**Your objective**
Pictures aside, quote the whole listing exactly.

Excerpts from a figure dataset

————

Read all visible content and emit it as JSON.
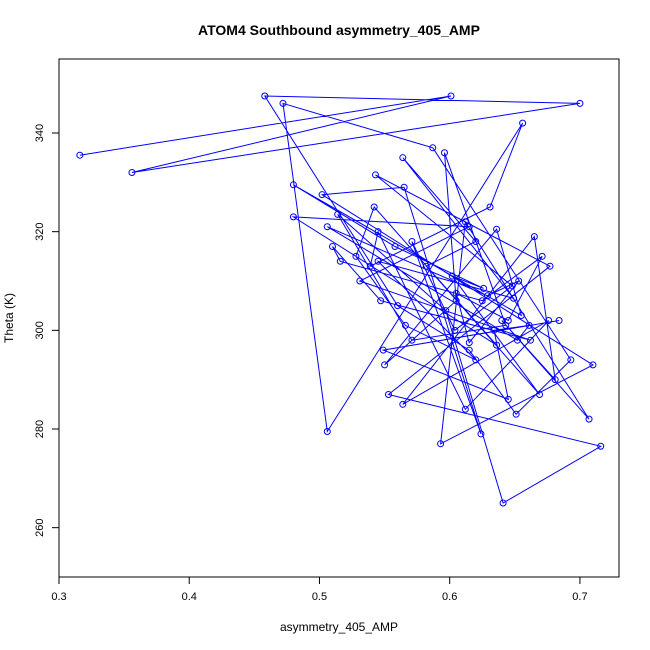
{
  "chart_data": {
    "type": "line",
    "title": "ATOM4 Southbound asymmetry_405_AMP",
    "xlabel": "asymmetry_405_AMP",
    "ylabel": "Theta (K)",
    "xlim": [
      0.3,
      0.73
    ],
    "ylim": [
      250,
      355
    ],
    "xticks": [
      0.3,
      0.4,
      0.5,
      0.6,
      0.7
    ],
    "xtick_labels": [
      "0.3",
      "0.4",
      "0.5",
      "0.6",
      "0.7"
    ],
    "yticks": [
      260,
      280,
      300,
      320,
      340
    ],
    "ytick_labels": [
      "260",
      "280",
      "300",
      "320",
      "340"
    ],
    "grid": false,
    "legend": "none",
    "color": "#0000ff",
    "markers": "open-circle",
    "series": [
      {
        "x": [
          0.316,
          0.601,
          0.356,
          0.7,
          0.458,
          0.56,
          0.615,
          0.651,
          0.693,
          0.587,
          0.472,
          0.506,
          0.656,
          0.631,
          0.539,
          0.545,
          0.612,
          0.676,
          0.564,
          0.665,
          0.681,
          0.64,
          0.707,
          0.612,
          0.593,
          0.71,
          0.502,
          0.565,
          0.624,
          0.571,
          0.604,
          0.648,
          0.543,
          0.677,
          0.553,
          0.716,
          0.641,
          0.597,
          0.514,
          0.571,
          0.643,
          0.596,
          0.605,
          0.55,
          0.636,
          0.655,
          0.48,
          0.558,
          0.626,
          0.602,
          0.669,
          0.582,
          0.62,
          0.564,
          0.649,
          0.545,
          0.62,
          0.566,
          0.528,
          0.542,
          0.636,
          0.48,
          0.615,
          0.531,
          0.662,
          0.547,
          0.51,
          0.516,
          0.625,
          0.671,
          0.645,
          0.605,
          0.615,
          0.653,
          0.629,
          0.506,
          0.652,
          0.661,
          0.634,
          0.645,
          0.549,
          0.684
        ],
        "y": [
          335.5,
          347.5,
          332.0,
          346.0,
          347.5,
          305.0,
          296.0,
          283.0,
          294.0,
          337.0,
          346.0,
          279.5,
          342.0,
          325.0,
          313.0,
          320.0,
          284.0,
          302.0,
          285.0,
          319.0,
          290.0,
          302.0,
          282.0,
          322.0,
          277.0,
          293.0,
          327.5,
          329.0,
          279.0,
          318.0,
          300.0,
          309.0,
          331.5,
          313.0,
          287.0,
          276.5,
          265.0,
          304.0,
          323.5,
          298.0,
          301.0,
          336.0,
          306.0,
          293.0,
          320.5,
          303.0,
          329.5,
          317.0,
          308.5,
          311.0,
          287.0,
          313.0,
          318.0,
          335.0,
          306.5,
          314.0,
          294.0,
          301.0,
          315.0,
          325.0,
          297.0,
          323.0,
          321.0,
          310.0,
          298.0,
          306.0,
          317.0,
          314.0,
          306.0,
          315.0,
          302.0,
          307.5,
          297.5,
          310.0,
          307.0,
          321.0,
          298.0,
          301.0,
          300.0,
          286.0,
          296.0,
          302.0
        ]
      }
    ]
  }
}
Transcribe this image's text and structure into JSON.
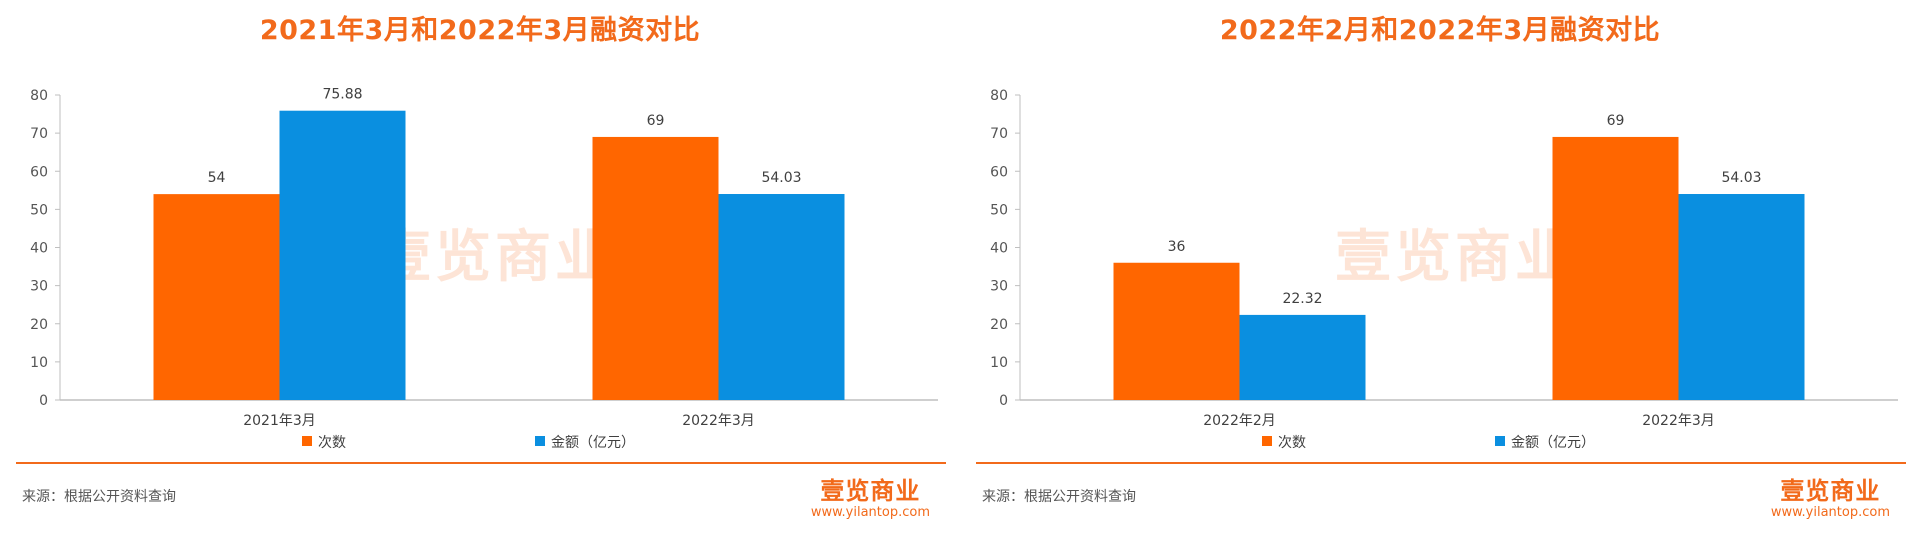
{
  "source_label": "来源：根据公开资料查询",
  "brand": {
    "name": "壹览商业",
    "url": "www.yilantop.com",
    "watermark": "壹览商业"
  },
  "colors": {
    "count": "#FF6600",
    "amount": "#0A8FE0",
    "accent": "#F26A1B"
  },
  "chart_data": [
    {
      "type": "bar",
      "title": "2021年3月和2022年3月融资对比",
      "categories": [
        "2021年3月",
        "2022年3月"
      ],
      "series": [
        {
          "name": "次数",
          "values": [
            54,
            69
          ],
          "labels": [
            "54",
            "69"
          ]
        },
        {
          "name": "金额（亿元）",
          "values": [
            75.88,
            54.03
          ],
          "labels": [
            "75.88",
            "54.03"
          ]
        }
      ],
      "ylim": [
        0,
        80
      ],
      "yticks": [
        "0",
        "10",
        "20",
        "30",
        "40",
        "50",
        "60",
        "70",
        "80"
      ],
      "legend": "bottom",
      "grid": false
    },
    {
      "type": "bar",
      "title": "2022年2月和2022年3月融资对比",
      "categories": [
        "2022年2月",
        "2022年3月"
      ],
      "series": [
        {
          "name": "次数",
          "values": [
            36,
            69
          ],
          "labels": [
            "36",
            "69"
          ]
        },
        {
          "name": "金额（亿元）",
          "values": [
            22.32,
            54.03
          ],
          "labels": [
            "22.32",
            "54.03"
          ]
        }
      ],
      "ylim": [
        0,
        80
      ],
      "yticks": [
        "0",
        "10",
        "20",
        "30",
        "40",
        "50",
        "60",
        "70",
        "80"
      ],
      "legend": "bottom",
      "grid": false
    }
  ]
}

————

**Written answer**
Read all visible content and emit it as JSON.
{
  "chart_data": {
    "type": "line",
    "title": "ATOM4 Southbound asymmetry_405_AMP",
    "xlabel": "asymmetry_405_AMP",
    "ylabel": "Theta (K)",
    "xlim": [
      0.3,
      0.73
    ],
    "ylim": [
      250,
      355
    ],
    "xticks": [
      0.3,
      0.4,
      0.5,
      0.6,
      0.7
    ],
    "xtick_labels": [
      "0.3",
      "0.4",
      "0.5",
      "0.6",
      "0.7"
    ],
    "yticks": [
      260,
      280,
      300,
      320,
      340
    ],
    "ytick_labels": [
      "260",
      "280",
      "300",
      "320",
      "340"
    ],
    "grid": false,
    "legend": "none",
    "color": "#0000ff",
    "markers": "open-circle",
    "series": [
      {
        "x": [
          0.316,
          0.601,
          0.356,
          0.7,
          0.458,
          0.56,
          0.615,
          0.651,
          0.693,
          0.587,
          0.472,
          0.506,
          0.656,
          0.631,
          0.539,
          0.545,
          0.612,
          0.676,
          0.564,
          0.665,
          0.681,
          0.64,
          0.707,
          0.612,
          0.593,
          0.71,
          0.502,
          0.565,
          0.624,
          0.571,
          0.604,
          0.648,
          0.543,
          0.677,
          0.553,
          0.716,
          0.641,
          0.597,
          0.514,
          0.571,
          0.643,
          0.596,
          0.605,
          0.55,
          0.636,
          0.655,
          0.48,
          0.558,
          0.626,
          0.602,
          0.669,
          0.582,
          0.62,
          0.564,
          0.649,
          0.545,
          0.62,
          0.566,
          0.528,
          0.542,
          0.636,
          0.48,
          0.615,
          0.531,
          0.662,
          0.547,
          0.51,
          0.516,
          0.625,
          0.671,
          0.645,
          0.605,
          0.615,
          0.653,
          0.629,
          0.506,
          0.652,
          0.661,
          0.634,
          0.645,
          0.549,
          0.684
        ],
        "y": [
          335.5,
          347.5,
          332.0,
          346.0,
          347.5,
          305.0,
          296.0,
          283.0,
          294.0,
          337.0,
          346.0,
          279.5,
          342.0,
          325.0,
          313.0,
          320.0,
          284.0,
          302.0,
          285.0,
          319.0,
          290.0,
          302.0,
          282.0,
          322.0,
          277.0,
          293.0,
          327.5,
          329.0,
          279.0,
          318.0,
          300.0,
          309.0,
          331.5,
          313.0,
          287.0,
          276.5,
          265.0,
          304.0,
          323.5,
          298.0,
          301.0,
          336.0,
          306.0,
          293.0,
          320.5,
          303.0,
          329.5,
          317.0,
          308.5,
          311.0,
          287.0,
          313.0,
          318.0,
          335.0,
          306.5,
          314.0,
          294.0,
          301.0,
          315.0,
          325.0,
          297.0,
          323.0,
          321.0,
          310.0,
          298.0,
          306.0,
          317.0,
          314.0,
          306.0,
          315.0,
          302.0,
          307.5,
          297.5,
          310.0,
          307.0,
          321.0,
          298.0,
          301.0,
          300.0,
          286.0,
          296.0,
          302.0
        ]
      }
    ]
  }
}
Transcribe this image's text and structure into JSON.
{
  "source_label": "来源：根据公开资料查询",
  "brand": {
    "name": "壹览商业",
    "url": "www.yilantop.com",
    "watermark": "壹览商业"
  },
  "colors": {
    "count": "#FF6600",
    "amount": "#0A8FE0",
    "accent": "#F26A1B"
  },
  "chart_data": [
    {
      "type": "bar",
      "title": "2021年3月和2022年3月融资对比",
      "categories": [
        "2021年3月",
        "2022年3月"
      ],
      "series": [
        {
          "name": "次数",
          "values": [
            54,
            69
          ],
          "labels": [
            "54",
            "69"
          ]
        },
        {
          "name": "金额（亿元）",
          "values": [
            75.88,
            54.03
          ],
          "labels": [
            "75.88",
            "54.03"
          ]
        }
      ],
      "ylim": [
        0,
        80
      ],
      "yticks": [
        "0",
        "10",
        "20",
        "30",
        "40",
        "50",
        "60",
        "70",
        "80"
      ],
      "legend": "bottom",
      "grid": false
    },
    {
      "type": "bar",
      "title": "2022年2月和2022年3月融资对比",
      "categories": [
        "2022年2月",
        "2022年3月"
      ],
      "series": [
        {
          "name": "次数",
          "values": [
            36,
            69
          ],
          "labels": [
            "36",
            "69"
          ]
        },
        {
          "name": "金额（亿元）",
          "values": [
            22.32,
            54.03
          ],
          "labels": [
            "22.32",
            "54.03"
          ]
        }
      ],
      "ylim": [
        0,
        80
      ],
      "yticks": [
        "0",
        "10",
        "20",
        "30",
        "40",
        "50",
        "60",
        "70",
        "80"
      ],
      "legend": "bottom",
      "grid": false
    }
  ]
}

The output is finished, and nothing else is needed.